## Work to complete
Make an exact copy of the entries below with the pictures removed.

-=-=-=-=-

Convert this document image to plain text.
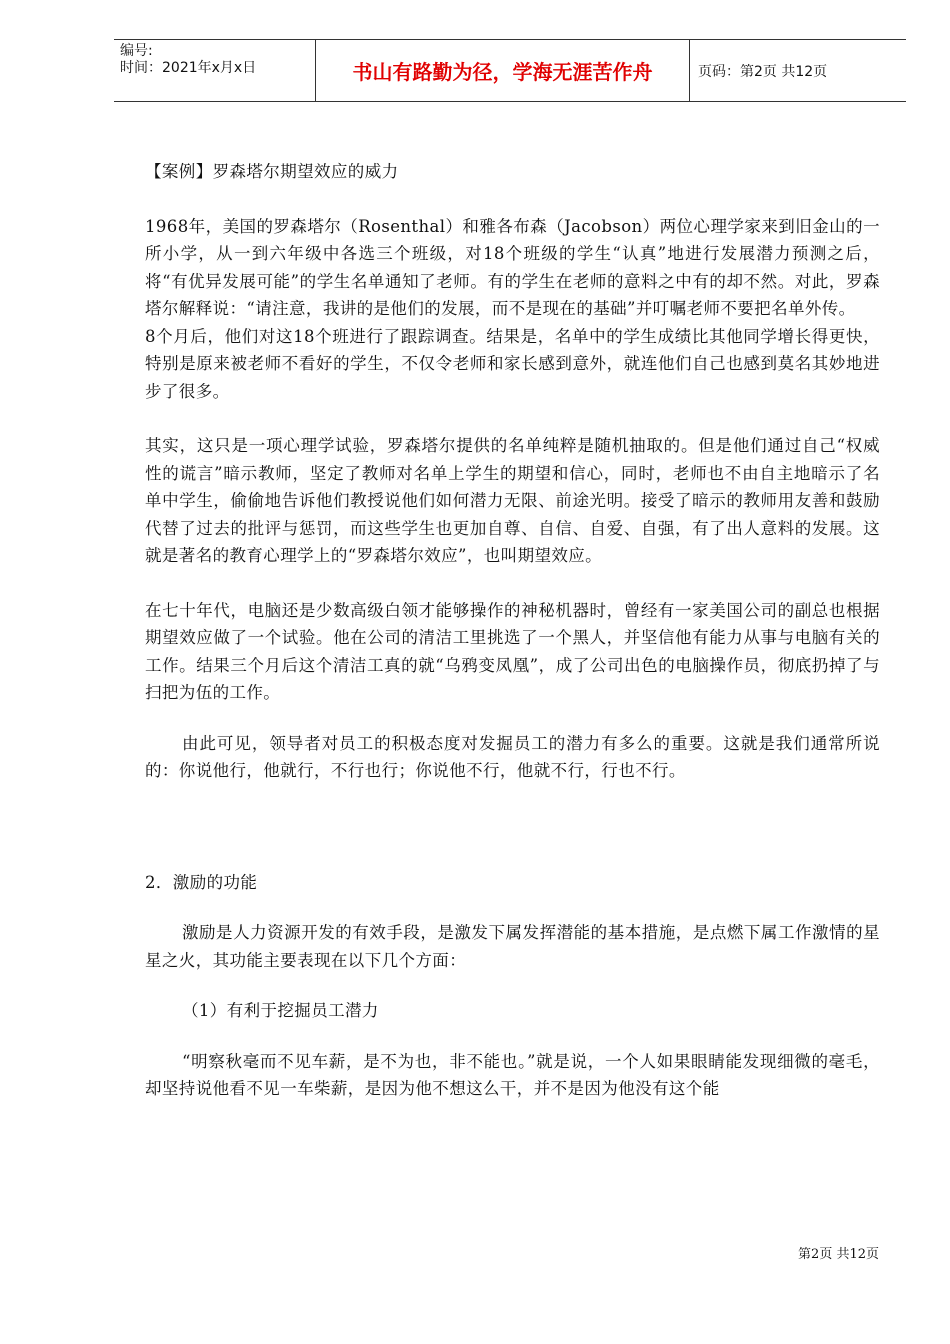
编号:
时间：2021年x月x日	书山有路勤为径，学海无涯苦作舟	页码：第2页 共12页

【案例】罗森塔尔期望效应的威力

1968年，美国的罗森塔尔（Rosenthal）和雅各布森（Jacobson）两位心理学家来到旧金山的一所小学，从一到六年级中各选三个班级，对18个班级的学生“认真”地进行发展潜力预测之后，将“有优异发展可能”的学生名单通知了老师。有的学生在老师的意料之中有的却不然。对此，罗森塔尔解释说：“请注意，我讲的是他们的发展，而不是现在的基础”并叮嘱老师不要把名单外传。

8个月后，他们对这18个班进行了跟踪调查。结果是，名单中的学生成绩比其他同学增长得更快，特别是原来被老师不看好的学生，不仅令老师和家长感到意外，就连他们自己也感到莫名其妙地进步了很多。

其实，这只是一项心理学试验，罗森塔尔提供的名单纯粹是随机抽取的。但是他们通过自己“权威性的谎言”暗示教师，坚定了教师对名单上学生的期望和信心，同时，老师也不由自主地暗示了名单中学生，偷偷地告诉他们教授说他们如何潜力无限、前途光明。接受了暗示的教师用友善和鼓励代替了过去的批评与惩罚，而这些学生也更加自尊、自信、自爱、自强，有了出人意料的发展。这就是著名的教育心理学上的“罗森塔尔效应”，也叫期望效应。

在七十年代，电脑还是少数高级白领才能够操作的神秘机器时，曾经有一家美国公司的副总也根据期望效应做了一个试验。他在公司的清洁工里挑选了一个黑人，并坚信他有能力从事与电脑有关的工作。结果三个月后这个清洁工真的就“乌鸦变凤凰”，成了公司出色的电脑操作员，彻底扔掉了与扫把为伍的工作。

由此可见，领导者对员工的积极态度对发掘员工的潜力有多么的重要。这就是我们通常所说的：你说他行，他就行，不行也行；你说他不行，他就不行，行也不行。

2．激励的功能

激励是人力资源开发的有效手段，是激发下属发挥潜能的基本措施，是点燃下属工作激情的星星之火，其功能主要表现在以下几个方面：

（1）有利于挖掘员工潜力

“明察秋毫而不见车薪，是不为也，非不能也。”就是说，一个人如果眼睛能发现细微的毫毛，却坚持说他看不见一车柴薪，是因为他不想这么干，并不是因为他没有这个能

第2页 共12页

-=-=-=-=-

## Solved exercise
Convert this document image to plain text.
编号:
时间：2021年x月x日	书山有路勤为径，学海无涯苦作舟	页码：第2页 共12页

【案例】罗森塔尔期望效应的威力

1968年，美国的罗森塔尔（Rosenthal）和雅各布森（Jacobson）两位心理学家来到旧金山的一所小学，从一到六年级中各选三个班级，对18个班级的学生“认真”地进行发展潜力预测之后，将“有优异发展可能”的学生名单通知了老师。有的学生在老师的意料之中有的却不然。对此，罗森塔尔解释说：“请注意，我讲的是他们的发展，而不是现在的基础”并叮嘱老师不要把名单外传。

8个月后，他们对这18个班进行了跟踪调查。结果是，名单中的学生成绩比其他同学增长得更快，特别是原来被老师不看好的学生，不仅令老师和家长感到意外，就连他们自己也感到莫名其妙地进步了很多。

其实，这只是一项心理学试验，罗森塔尔提供的名单纯粹是随机抽取的。但是他们通过自己“权威性的谎言”暗示教师，坚定了教师对名单上学生的期望和信心，同时，老师也不由自主地暗示了名单中学生，偷偷地告诉他们教授说他们如何潜力无限、前途光明。接受了暗示的教师用友善和鼓励代替了过去的批评与惩罚，而这些学生也更加自尊、自信、自爱、自强，有了出人意料的发展。这就是著名的教育心理学上的“罗森塔尔效应”，也叫期望效应。

在七十年代，电脑还是少数高级白领才能够操作的神秘机器时，曾经有一家美国公司的副总也根据期望效应做了一个试验。他在公司的清洁工里挑选了一个黑人，并坚信他有能力从事与电脑有关的工作。结果三个月后这个清洁工真的就“乌鸦变凤凰”，成了公司出色的电脑操作员，彻底扔掉了与扫把为伍的工作。

由此可见，领导者对员工的积极态度对发掘员工的潜力有多么的重要。这就是我们通常所说的：你说他行，他就行，不行也行；你说他不行，他就不行，行也不行。

2．激励的功能

激励是人力资源开发的有效手段，是激发下属发挥潜能的基本措施，是点燃下属工作激情的星星之火，其功能主要表现在以下几个方面：

（1）有利于挖掘员工潜力

“明察秋毫而不见车薪，是不为也，非不能也。”就是说，一个人如果眼睛能发现细微的毫毛，却坚持说他看不见一车柴薪，是因为他不想这么干，并不是因为他没有这个能

第2页 共12页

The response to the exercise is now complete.